§ **SHORT EXERCISE**: Can you copy every line of the data below, character for character?

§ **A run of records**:

────────

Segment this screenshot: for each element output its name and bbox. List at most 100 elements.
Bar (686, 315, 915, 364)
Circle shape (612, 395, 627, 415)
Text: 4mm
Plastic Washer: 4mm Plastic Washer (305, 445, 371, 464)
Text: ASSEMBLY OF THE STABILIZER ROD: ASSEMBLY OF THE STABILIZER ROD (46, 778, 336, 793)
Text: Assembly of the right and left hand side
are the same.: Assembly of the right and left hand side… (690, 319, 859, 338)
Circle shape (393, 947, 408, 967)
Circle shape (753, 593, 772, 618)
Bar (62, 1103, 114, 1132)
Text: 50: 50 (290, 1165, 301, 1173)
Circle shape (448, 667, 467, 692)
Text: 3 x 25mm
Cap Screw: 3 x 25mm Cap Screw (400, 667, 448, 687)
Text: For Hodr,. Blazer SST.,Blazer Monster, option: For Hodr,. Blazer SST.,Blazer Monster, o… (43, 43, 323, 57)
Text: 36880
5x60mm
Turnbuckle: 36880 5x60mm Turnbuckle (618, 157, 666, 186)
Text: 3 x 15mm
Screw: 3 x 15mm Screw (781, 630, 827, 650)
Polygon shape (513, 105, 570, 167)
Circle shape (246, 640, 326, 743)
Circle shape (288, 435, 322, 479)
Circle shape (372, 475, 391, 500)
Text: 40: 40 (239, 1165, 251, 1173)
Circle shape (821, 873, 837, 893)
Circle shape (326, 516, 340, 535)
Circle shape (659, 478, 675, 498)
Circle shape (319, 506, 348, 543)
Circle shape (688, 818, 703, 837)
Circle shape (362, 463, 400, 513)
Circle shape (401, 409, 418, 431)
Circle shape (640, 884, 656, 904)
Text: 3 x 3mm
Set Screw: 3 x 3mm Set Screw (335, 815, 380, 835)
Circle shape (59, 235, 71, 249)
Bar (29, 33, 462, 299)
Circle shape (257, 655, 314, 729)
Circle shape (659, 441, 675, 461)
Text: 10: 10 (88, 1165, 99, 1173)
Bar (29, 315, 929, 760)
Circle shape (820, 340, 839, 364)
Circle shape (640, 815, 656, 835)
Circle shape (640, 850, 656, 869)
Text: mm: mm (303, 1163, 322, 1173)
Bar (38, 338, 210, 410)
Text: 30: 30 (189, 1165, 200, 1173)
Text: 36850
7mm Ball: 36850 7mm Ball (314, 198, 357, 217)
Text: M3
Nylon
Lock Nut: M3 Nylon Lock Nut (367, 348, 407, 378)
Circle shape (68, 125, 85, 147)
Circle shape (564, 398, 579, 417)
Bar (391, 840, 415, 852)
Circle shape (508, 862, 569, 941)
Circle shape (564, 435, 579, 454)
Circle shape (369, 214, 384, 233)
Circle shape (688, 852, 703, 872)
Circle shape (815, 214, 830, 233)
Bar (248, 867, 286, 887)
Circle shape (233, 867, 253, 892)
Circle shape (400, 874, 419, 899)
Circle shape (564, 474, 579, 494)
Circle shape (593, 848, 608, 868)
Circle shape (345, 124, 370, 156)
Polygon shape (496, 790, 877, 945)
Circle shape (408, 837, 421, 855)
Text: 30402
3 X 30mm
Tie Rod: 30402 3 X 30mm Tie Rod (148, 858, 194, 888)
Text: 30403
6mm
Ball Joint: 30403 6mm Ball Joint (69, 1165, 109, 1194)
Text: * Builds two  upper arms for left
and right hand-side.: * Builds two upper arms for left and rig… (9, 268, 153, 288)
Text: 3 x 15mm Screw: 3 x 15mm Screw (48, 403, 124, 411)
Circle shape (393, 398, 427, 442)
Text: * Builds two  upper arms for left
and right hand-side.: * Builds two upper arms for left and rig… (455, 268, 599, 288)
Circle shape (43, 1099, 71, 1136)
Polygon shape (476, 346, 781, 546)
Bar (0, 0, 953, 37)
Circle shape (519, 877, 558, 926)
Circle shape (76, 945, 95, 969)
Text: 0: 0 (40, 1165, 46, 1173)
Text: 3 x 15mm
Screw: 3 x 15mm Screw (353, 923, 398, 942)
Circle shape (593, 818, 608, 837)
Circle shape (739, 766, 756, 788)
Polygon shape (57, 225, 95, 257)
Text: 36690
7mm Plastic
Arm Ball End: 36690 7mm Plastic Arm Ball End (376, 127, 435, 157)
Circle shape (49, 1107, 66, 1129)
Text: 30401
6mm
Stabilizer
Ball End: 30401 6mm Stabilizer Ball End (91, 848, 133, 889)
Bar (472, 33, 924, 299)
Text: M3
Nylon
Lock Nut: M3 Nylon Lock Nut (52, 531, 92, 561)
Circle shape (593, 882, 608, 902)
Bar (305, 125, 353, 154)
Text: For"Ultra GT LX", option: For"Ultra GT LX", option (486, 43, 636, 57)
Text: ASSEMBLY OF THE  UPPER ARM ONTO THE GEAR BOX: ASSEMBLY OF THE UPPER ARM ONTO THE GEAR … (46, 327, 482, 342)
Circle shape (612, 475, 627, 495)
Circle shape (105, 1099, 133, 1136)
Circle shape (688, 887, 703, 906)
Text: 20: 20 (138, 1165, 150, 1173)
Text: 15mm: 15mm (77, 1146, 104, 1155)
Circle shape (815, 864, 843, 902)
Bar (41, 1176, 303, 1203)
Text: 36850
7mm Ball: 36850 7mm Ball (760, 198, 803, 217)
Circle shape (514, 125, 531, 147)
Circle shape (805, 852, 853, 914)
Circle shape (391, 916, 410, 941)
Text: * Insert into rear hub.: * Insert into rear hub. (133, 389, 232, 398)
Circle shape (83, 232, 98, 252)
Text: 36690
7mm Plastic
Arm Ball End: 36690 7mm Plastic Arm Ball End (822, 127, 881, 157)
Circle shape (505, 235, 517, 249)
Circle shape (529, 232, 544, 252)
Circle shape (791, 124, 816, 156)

────────

§ **THE RESULT**:
Segment this screenshot: for each element output its name and bbox. List at most 100 elements.
Bar (686, 315, 915, 364)
Circle shape (612, 395, 627, 415)
Text: 4mm
Plastic Washer: 4mm Plastic Washer (305, 445, 371, 464)
Text: ASSEMBLY OF THE STABILIZER ROD: ASSEMBLY OF THE STABILIZER ROD (46, 778, 336, 793)
Text: Assembly of the right and left hand side
are the same.: Assembly of the right and left hand side… (690, 319, 859, 338)
Circle shape (393, 947, 408, 967)
Circle shape (753, 593, 772, 618)
Bar (62, 1103, 114, 1132)
Text: 50: 50 (290, 1165, 301, 1173)
Circle shape (448, 667, 467, 692)
Text: 3 x 25mm
Cap Screw: 3 x 25mm Cap Screw (400, 667, 448, 687)
Text: For Hodr,. Blazer SST.,Blazer Monster, option: For Hodr,. Blazer SST.,Blazer Monster, o… (43, 43, 323, 57)
Text: 36880
5x60mm
Turnbuckle: 36880 5x60mm Turnbuckle (618, 157, 666, 186)
Text: 3 x 15mm
Screw: 3 x 15mm Screw (781, 630, 827, 650)
Polygon shape (513, 105, 570, 167)
Circle shape (246, 640, 326, 743)
Circle shape (288, 435, 322, 479)
Circle shape (372, 475, 391, 500)
Text: 40: 40 (239, 1165, 251, 1173)
Circle shape (821, 873, 837, 893)
Circle shape (326, 516, 340, 535)
Circle shape (659, 478, 675, 498)
Circle shape (319, 506, 348, 543)
Circle shape (688, 818, 703, 837)
Circle shape (362, 463, 400, 513)
Circle shape (401, 409, 418, 431)
Circle shape (640, 884, 656, 904)
Text: 3 x 3mm
Set Screw: 3 x 3mm Set Screw (335, 815, 380, 835)
Circle shape (59, 235, 71, 249)
Bar (29, 33, 462, 299)
Circle shape (257, 655, 314, 729)
Circle shape (659, 441, 675, 461)
Text: 10: 10 (88, 1165, 99, 1173)
Bar (29, 315, 929, 760)
Circle shape (820, 340, 839, 364)
Circle shape (640, 815, 656, 835)
Circle shape (640, 850, 656, 869)
Text: mm: mm (303, 1163, 322, 1173)
Bar (38, 338, 210, 410)
Text: 30: 30 (189, 1165, 200, 1173)
Text: 36850
7mm Ball: 36850 7mm Ball (314, 198, 357, 217)
Text: M3
Nylon
Lock Nut: M3 Nylon Lock Nut (367, 348, 407, 378)
Circle shape (68, 125, 85, 147)
Circle shape (564, 398, 579, 417)
Bar (391, 840, 415, 852)
Circle shape (508, 862, 569, 941)
Circle shape (564, 435, 579, 454)
Circle shape (369, 214, 384, 233)
Circle shape (688, 852, 703, 872)
Circle shape (815, 214, 830, 233)
Bar (248, 867, 286, 887)
Circle shape (233, 867, 253, 892)
Circle shape (400, 874, 419, 899)
Circle shape (564, 474, 579, 494)
Circle shape (593, 848, 608, 868)
Circle shape (345, 124, 370, 156)
Polygon shape (496, 790, 877, 945)
Circle shape (408, 837, 421, 855)
Text: 30402
3 X 30mm
Tie Rod: 30402 3 X 30mm Tie Rod (148, 858, 194, 888)
Text: 30403
6mm
Ball Joint: 30403 6mm Ball Joint (69, 1165, 109, 1194)
Text: * Builds two  upper arms for left
and right hand-side.: * Builds two upper arms for left and rig… (9, 268, 153, 288)
Text: 3 x 15mm Screw: 3 x 15mm Screw (48, 403, 124, 411)
Circle shape (393, 398, 427, 442)
Text: * Builds two  upper arms for left
and right hand-side.: * Builds two upper arms for left and rig… (455, 268, 599, 288)
Circle shape (43, 1099, 71, 1136)
Polygon shape (476, 346, 781, 546)
Bar (0, 0, 953, 37)
Circle shape (519, 877, 558, 926)
Circle shape (76, 945, 95, 969)
Text: 0: 0 (40, 1165, 46, 1173)
Text: 3 x 15mm
Screw: 3 x 15mm Screw (353, 923, 398, 942)
Circle shape (593, 818, 608, 837)
Circle shape (739, 766, 756, 788)
Polygon shape (57, 225, 95, 257)
Text: 36690
7mm Plastic
Arm Ball End: 36690 7mm Plastic Arm Ball End (376, 127, 435, 157)
Circle shape (49, 1107, 66, 1129)
Text: 30401
6mm
Stabilizer
Ball End: 30401 6mm Stabilizer Ball End (91, 848, 133, 889)
Bar (472, 33, 924, 299)
Text: M3
Nylon
Lock Nut: M3 Nylon Lock Nut (52, 531, 92, 561)
Circle shape (593, 882, 608, 902)
Bar (305, 125, 353, 154)
Text: For"Ultra GT LX", option: For"Ultra GT LX", option (486, 43, 636, 57)
Text: ASSEMBLY OF THE  UPPER ARM ONTO THE GEAR BOX: ASSEMBLY OF THE UPPER ARM ONTO THE GEAR … (46, 327, 482, 342)
Circle shape (612, 475, 627, 495)
Circle shape (105, 1099, 133, 1136)
Circle shape (688, 887, 703, 906)
Text: 20: 20 (138, 1165, 150, 1173)
Text: 15mm: 15mm (77, 1146, 104, 1155)
Circle shape (815, 864, 843, 902)
Bar (41, 1176, 303, 1203)
Text: 36850
7mm Ball: 36850 7mm Ball (760, 198, 803, 217)
Circle shape (514, 125, 531, 147)
Circle shape (805, 852, 853, 914)
Circle shape (391, 916, 410, 941)
Text: * Insert into rear hub.: * Insert into rear hub. (133, 389, 232, 398)
Circle shape (83, 232, 98, 252)
Text: 36690
7mm Plastic
Arm Ball End: 36690 7mm Plastic Arm Ball End (822, 127, 881, 157)
Circle shape (505, 235, 517, 249)
Circle shape (529, 232, 544, 252)
Circle shape (791, 124, 816, 156)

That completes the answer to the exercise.